Aim of the exercise ->
Look through the lines and report how many include the word "shown", giving nothing but the number.

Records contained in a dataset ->
(begin)

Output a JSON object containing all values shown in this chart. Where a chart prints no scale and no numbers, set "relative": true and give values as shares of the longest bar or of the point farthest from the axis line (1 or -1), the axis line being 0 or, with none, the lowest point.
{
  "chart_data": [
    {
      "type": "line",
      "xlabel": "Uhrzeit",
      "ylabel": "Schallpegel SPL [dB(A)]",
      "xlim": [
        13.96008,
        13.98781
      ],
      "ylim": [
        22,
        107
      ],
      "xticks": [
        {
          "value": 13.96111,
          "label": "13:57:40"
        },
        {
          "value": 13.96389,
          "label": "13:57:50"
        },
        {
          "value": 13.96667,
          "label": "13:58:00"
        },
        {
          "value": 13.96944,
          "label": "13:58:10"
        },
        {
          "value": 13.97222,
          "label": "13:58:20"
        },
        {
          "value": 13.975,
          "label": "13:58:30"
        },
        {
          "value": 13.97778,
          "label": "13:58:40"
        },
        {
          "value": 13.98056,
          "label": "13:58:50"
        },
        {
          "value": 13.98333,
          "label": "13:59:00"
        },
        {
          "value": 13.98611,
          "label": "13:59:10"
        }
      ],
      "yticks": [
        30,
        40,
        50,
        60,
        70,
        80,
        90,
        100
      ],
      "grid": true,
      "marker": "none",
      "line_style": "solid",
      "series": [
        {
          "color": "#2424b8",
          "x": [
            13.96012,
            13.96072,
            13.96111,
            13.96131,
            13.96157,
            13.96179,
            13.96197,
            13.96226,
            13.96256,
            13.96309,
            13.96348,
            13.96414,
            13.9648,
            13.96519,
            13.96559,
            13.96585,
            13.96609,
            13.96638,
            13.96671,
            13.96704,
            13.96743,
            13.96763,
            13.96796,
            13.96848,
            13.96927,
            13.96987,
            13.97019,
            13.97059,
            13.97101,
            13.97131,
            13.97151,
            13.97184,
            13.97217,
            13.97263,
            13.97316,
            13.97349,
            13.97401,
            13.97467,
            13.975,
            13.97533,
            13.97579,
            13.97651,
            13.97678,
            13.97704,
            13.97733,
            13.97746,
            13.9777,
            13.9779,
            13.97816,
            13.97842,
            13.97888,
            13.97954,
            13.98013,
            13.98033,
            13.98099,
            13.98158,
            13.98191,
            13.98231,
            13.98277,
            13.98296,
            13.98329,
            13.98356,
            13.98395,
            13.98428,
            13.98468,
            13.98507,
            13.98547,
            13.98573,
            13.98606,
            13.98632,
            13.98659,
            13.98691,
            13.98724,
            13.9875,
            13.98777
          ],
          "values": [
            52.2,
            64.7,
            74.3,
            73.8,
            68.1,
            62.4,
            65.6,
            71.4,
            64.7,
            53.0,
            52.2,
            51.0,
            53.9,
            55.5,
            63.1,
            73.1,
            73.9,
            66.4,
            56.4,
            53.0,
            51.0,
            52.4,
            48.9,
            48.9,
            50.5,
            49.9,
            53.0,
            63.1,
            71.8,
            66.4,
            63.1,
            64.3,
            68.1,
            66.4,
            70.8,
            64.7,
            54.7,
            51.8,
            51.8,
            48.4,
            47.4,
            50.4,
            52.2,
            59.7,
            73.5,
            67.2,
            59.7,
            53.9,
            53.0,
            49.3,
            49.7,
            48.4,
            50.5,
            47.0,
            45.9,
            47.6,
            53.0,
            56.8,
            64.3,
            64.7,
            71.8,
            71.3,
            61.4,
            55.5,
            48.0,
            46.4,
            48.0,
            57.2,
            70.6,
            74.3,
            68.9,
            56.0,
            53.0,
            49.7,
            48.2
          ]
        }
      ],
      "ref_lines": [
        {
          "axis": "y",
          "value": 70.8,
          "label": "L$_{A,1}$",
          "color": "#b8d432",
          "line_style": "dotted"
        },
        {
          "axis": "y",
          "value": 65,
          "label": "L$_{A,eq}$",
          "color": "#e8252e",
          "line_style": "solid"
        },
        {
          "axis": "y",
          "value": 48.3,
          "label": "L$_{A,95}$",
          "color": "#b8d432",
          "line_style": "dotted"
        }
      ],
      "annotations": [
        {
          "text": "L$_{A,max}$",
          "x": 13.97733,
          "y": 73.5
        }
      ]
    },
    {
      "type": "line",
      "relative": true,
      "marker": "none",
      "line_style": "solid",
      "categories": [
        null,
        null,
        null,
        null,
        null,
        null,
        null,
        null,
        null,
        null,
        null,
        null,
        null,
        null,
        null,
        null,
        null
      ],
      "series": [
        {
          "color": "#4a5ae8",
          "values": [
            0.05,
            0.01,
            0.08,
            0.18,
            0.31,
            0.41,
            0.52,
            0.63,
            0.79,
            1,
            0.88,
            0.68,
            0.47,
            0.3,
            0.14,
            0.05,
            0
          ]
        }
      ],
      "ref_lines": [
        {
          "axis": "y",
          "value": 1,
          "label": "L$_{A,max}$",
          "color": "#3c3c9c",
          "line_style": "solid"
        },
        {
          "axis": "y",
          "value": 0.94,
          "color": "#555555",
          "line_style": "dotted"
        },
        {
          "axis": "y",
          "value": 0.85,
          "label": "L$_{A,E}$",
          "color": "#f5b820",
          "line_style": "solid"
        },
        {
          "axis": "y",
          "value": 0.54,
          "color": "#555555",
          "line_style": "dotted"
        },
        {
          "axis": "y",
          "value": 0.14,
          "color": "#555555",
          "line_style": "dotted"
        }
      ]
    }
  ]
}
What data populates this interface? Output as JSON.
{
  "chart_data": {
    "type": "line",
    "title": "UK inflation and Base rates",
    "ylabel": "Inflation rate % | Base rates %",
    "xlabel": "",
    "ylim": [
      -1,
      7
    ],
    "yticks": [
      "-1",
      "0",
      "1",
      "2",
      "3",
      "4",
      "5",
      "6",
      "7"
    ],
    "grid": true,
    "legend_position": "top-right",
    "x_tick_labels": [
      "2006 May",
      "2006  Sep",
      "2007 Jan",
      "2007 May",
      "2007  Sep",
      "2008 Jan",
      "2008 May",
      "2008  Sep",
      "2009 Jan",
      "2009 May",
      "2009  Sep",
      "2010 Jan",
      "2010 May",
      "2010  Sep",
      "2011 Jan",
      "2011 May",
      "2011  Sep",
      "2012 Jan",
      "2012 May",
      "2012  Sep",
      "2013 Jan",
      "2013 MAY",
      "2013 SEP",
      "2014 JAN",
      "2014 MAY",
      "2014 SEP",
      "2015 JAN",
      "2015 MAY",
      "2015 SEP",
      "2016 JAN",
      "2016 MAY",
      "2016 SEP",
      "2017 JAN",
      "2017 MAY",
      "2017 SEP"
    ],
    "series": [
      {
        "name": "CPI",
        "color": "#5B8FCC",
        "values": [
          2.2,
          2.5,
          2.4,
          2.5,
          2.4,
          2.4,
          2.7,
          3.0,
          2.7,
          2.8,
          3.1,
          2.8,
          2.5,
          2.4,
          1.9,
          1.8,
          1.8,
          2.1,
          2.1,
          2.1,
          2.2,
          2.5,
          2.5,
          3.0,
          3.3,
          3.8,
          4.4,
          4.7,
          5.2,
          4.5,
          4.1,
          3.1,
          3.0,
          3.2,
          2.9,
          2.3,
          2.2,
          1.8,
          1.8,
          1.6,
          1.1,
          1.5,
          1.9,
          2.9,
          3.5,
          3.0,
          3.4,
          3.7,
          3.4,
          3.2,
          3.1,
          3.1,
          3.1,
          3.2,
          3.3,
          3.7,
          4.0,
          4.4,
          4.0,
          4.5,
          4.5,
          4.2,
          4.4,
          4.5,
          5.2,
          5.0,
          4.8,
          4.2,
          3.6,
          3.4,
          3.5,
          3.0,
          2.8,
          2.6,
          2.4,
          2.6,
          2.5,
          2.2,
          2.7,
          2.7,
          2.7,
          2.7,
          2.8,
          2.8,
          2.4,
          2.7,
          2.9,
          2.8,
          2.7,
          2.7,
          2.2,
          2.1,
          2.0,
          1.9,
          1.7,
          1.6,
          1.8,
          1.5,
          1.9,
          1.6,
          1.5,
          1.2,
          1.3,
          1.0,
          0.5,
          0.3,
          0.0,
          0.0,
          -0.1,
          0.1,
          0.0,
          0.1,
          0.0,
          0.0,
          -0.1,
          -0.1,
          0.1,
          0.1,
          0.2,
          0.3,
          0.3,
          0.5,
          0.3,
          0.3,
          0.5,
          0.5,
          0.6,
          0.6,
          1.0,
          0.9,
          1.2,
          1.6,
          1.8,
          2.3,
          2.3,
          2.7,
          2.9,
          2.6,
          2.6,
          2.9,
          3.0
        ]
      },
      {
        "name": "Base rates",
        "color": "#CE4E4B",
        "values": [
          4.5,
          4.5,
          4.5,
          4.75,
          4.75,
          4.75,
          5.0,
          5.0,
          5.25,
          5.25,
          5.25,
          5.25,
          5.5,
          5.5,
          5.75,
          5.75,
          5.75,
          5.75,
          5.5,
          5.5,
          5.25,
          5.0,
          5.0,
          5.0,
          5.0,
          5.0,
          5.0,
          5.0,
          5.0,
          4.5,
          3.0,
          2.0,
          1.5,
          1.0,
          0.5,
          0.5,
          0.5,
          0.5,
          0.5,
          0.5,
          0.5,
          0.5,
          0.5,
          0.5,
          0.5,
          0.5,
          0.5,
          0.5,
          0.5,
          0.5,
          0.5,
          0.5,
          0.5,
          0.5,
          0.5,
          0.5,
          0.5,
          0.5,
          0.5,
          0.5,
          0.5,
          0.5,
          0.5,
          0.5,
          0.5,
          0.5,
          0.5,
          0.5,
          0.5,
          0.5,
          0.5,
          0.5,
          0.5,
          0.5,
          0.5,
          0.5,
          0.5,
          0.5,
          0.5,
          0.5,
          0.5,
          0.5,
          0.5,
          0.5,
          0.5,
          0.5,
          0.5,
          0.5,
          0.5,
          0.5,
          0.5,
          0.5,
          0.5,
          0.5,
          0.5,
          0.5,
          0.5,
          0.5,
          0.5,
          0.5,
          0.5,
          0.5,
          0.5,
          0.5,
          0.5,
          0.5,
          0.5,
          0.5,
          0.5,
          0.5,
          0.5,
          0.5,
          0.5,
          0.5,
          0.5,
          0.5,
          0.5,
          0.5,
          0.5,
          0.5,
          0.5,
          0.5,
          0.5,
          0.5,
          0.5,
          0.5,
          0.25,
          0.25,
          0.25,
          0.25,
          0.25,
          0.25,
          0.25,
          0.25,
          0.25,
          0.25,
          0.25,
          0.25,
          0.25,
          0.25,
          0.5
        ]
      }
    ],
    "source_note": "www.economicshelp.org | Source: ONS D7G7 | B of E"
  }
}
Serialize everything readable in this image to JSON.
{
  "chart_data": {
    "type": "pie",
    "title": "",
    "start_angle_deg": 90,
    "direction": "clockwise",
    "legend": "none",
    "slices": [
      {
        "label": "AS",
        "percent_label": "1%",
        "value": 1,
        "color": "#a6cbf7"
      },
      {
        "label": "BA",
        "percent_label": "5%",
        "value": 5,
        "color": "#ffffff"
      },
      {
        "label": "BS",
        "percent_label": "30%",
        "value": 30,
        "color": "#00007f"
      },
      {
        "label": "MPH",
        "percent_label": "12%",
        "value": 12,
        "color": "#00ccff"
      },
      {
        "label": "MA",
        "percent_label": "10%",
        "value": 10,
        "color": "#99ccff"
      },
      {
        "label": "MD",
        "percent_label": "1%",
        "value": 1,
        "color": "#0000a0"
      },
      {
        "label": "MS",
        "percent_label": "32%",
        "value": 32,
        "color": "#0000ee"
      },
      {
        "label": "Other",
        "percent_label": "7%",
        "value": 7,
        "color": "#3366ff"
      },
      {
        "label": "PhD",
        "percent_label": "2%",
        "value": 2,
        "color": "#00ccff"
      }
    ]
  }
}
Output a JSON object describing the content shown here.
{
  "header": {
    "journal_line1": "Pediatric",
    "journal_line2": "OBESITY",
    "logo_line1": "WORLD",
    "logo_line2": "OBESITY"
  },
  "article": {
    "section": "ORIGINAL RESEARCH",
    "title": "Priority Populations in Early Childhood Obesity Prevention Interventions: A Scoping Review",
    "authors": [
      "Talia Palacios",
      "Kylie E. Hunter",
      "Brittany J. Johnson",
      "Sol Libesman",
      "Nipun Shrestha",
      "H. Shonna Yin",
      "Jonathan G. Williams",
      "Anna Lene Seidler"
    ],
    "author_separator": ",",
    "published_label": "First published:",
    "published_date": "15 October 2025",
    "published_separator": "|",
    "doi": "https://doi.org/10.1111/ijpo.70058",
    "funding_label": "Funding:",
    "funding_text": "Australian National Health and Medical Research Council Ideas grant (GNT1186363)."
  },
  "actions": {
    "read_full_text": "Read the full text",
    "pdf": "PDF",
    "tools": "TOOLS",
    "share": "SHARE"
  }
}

(end)

Reply to the exercise ->
2